- _Verilen metin_:
═══

BİR RAMAZANI DAHA EDA ETTİK
(2017 Ramazanın da Yaşadıklarımız)
(Güle Güle Ramazan, Hoş Geldin Bayram)
Ramazan bereketiyle gelir derdi atalarımız, yine öyle geldi, bereketlendi hanelerimiz, rızıklarımız… Ben pide yaptırmaya gittim baktım ki 10 kişi daha var benden önce, bizim mahallenin pide ustası Kadir gardaşımızın dükkanına Ramazan, bereket getirmiş… Hali vakti iyi olanların yardımlarıyla, sofralarını yoksullara açmalarıyla onların da hanelerine bereket geldi, en azından bir ay da olsa evlerin de yoksulluğu hissetmediler… Kenar da köşede kalanlar, gözden kaçanlar var ise, onlara da toplumun gücü nispetin de bolluk ve bereket ulaşmalıydı, buda gelecek günlerde tamamlayacağımız eksikliğimiz olsun.. Lükse verdiklerinin en az yarısı kadarını paylaşma gibi bir prensip edinmelidir zenginlerimiz, bana göre lüks şımarıklıktır, gereksizliktir, tatminsizliğin tüketime yansımasıdır… Neyse konumuz bu değil, ayrıca iyi şeylerden bahsedelim bakın bayrama iki gün kaldı…. Ramazan daha neler yaşadık derseniz?

═══

- _Kayıtlar_:
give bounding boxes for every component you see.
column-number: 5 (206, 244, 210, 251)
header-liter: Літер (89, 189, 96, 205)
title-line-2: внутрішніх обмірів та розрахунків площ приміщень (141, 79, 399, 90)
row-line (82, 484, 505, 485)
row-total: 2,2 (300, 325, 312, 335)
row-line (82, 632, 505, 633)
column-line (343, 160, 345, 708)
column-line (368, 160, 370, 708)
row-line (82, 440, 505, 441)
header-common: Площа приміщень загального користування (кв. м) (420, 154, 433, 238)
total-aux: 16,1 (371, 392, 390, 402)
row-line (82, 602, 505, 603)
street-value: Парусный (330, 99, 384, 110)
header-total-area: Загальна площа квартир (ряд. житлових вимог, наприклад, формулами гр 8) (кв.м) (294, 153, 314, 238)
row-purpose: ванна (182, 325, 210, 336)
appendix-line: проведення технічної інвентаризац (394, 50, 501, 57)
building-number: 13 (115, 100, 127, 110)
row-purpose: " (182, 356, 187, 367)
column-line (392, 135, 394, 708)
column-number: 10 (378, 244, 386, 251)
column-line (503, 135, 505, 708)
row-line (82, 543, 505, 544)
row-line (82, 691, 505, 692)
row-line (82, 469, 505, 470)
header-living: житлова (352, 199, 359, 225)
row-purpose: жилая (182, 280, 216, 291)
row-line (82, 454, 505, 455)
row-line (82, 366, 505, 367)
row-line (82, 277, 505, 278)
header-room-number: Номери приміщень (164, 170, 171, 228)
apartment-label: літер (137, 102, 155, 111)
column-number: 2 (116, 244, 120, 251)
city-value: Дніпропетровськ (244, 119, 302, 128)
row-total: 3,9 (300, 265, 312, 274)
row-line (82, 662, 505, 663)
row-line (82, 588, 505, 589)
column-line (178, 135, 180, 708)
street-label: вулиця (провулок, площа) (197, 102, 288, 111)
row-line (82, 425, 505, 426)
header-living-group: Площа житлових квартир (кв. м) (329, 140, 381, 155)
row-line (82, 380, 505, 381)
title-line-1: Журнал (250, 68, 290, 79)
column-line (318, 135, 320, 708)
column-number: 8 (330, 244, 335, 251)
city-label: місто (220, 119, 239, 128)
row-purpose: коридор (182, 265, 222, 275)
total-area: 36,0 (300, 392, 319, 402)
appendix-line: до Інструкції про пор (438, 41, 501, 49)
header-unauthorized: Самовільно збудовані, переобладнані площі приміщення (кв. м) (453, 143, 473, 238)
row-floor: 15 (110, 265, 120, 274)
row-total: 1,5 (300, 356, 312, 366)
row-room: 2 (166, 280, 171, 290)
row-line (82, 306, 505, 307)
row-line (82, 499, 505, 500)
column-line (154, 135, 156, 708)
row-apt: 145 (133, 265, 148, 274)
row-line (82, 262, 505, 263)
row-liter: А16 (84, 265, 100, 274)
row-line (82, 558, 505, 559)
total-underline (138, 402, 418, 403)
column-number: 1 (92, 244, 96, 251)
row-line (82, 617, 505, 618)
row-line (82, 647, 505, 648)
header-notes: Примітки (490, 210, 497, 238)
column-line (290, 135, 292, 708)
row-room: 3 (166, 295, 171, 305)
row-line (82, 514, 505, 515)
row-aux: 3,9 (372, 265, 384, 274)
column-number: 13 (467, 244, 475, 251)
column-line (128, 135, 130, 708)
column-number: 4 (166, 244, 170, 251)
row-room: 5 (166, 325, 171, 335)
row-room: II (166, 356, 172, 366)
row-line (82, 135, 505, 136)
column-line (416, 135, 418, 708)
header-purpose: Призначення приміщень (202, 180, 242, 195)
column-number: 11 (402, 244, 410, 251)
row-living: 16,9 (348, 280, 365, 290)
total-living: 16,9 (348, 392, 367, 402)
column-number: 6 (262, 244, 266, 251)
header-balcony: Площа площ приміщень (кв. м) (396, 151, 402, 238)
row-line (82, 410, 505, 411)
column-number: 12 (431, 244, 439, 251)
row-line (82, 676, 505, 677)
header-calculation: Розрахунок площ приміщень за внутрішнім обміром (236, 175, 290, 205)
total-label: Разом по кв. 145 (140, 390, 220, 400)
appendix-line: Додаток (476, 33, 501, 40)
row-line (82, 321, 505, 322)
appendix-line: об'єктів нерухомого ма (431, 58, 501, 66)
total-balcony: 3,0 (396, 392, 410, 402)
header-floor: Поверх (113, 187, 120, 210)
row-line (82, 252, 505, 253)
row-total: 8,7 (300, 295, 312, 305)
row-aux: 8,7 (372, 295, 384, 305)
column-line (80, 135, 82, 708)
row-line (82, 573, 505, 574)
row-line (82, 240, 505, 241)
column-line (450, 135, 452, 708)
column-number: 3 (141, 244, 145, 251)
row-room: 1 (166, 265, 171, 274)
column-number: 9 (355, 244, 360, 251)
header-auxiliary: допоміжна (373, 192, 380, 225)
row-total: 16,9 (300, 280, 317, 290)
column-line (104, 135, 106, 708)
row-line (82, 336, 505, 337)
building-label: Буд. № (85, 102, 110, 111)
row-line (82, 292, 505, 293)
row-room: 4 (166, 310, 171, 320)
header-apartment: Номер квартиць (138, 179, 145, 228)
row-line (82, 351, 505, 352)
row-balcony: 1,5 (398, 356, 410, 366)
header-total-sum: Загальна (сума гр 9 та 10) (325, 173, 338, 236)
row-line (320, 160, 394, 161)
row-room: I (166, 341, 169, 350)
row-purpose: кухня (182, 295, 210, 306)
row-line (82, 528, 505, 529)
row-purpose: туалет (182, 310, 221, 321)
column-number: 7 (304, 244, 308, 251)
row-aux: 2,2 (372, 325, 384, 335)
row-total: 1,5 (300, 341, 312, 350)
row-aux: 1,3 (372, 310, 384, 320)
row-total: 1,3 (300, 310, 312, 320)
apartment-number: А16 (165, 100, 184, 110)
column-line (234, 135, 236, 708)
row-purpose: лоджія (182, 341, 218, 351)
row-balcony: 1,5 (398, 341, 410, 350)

═══

- _Görev amacı_:
Ramazan yazısının tamamını hiçbir değişiklik yapmadan yeniden yazın.

- _Tam çözüm_:
BİR RAMAZANI DAHA EDA ETTİK
(2017 Ramazanın da Yaşadıklarımız)
(Güle Güle Ramazan, Hoş Geldin Bayram)
Ramazan bereketiyle gelir derdi atalarımız, yine öyle geldi, bereketlendi hanelerimiz, rızıklarımız… Ben pide yaptırmaya gittim baktım ki 10 kişi daha var benden önce, bizim mahallenin pide ustası Kadir gardaşımızın dükkanına Ramazan, bereket getirmiş… Hali vakti iyi olanların yardımlarıyla, sofralarını yoksullara açmalarıyla onların da hanelerine bereket geldi, en azından bir ay da olsa evlerin de yoksulluğu hissetmediler… Kenar da köşede kalanlar, gözden kaçanlar var ise, onlara da toplumun gücü nispetin de bolluk ve bereket ulaşmalıydı, buda gelecek günlerde tamamlayacağımız eksikliğimiz olsun.. Lükse verdiklerinin en az yarısı kadarını paylaşma gibi bir prensip edinmelidir zenginlerimiz, bana göre lüks şımarıklıktır, gereksizliktir, tatminsizliğin tüketime yansımasıdır… Neyse konumuz bu değil, ayrıca iyi şeylerden bahsedelim bakın bayrama iki gün kaldı…. Ramazan daha neler yaşadık derseniz?